● Material for this task
◆ ◆ ◆ ◆

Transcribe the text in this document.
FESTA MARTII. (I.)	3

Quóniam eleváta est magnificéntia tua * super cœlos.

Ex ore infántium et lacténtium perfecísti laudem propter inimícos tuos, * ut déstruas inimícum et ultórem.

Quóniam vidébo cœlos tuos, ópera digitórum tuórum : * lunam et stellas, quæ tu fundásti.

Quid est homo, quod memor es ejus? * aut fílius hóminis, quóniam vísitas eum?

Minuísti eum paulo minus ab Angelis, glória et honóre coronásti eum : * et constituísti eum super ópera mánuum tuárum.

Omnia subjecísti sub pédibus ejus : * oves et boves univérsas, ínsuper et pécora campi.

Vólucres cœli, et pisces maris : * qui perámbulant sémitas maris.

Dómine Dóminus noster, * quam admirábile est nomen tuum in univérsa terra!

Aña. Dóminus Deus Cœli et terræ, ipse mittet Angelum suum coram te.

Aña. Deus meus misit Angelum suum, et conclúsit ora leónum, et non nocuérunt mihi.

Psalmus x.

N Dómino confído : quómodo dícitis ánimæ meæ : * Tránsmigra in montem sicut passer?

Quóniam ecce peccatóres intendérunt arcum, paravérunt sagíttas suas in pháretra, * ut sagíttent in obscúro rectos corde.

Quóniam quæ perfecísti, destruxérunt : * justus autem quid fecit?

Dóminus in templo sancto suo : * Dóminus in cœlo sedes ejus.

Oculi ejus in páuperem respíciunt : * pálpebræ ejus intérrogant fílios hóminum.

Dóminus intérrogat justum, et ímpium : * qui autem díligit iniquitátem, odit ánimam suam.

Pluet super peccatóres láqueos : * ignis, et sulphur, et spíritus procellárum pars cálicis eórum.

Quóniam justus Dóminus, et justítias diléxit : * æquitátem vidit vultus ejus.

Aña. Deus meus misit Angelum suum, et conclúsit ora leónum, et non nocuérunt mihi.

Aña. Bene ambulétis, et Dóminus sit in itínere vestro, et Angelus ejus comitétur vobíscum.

◆ ◆ ◆ ◆

● Short exercise
In the material above, show every line where the word "ópera" turns up.

● Written solution
Quóniam vidébo cœlos tuos, ópera digitórum tuórum : * lunam et stellas, quæ tu fundásti.
Minuísti eum paulo minus ab Angelis, glória et honóre coronásti eum : * et constituísti eum super ópera mánuum tuárum.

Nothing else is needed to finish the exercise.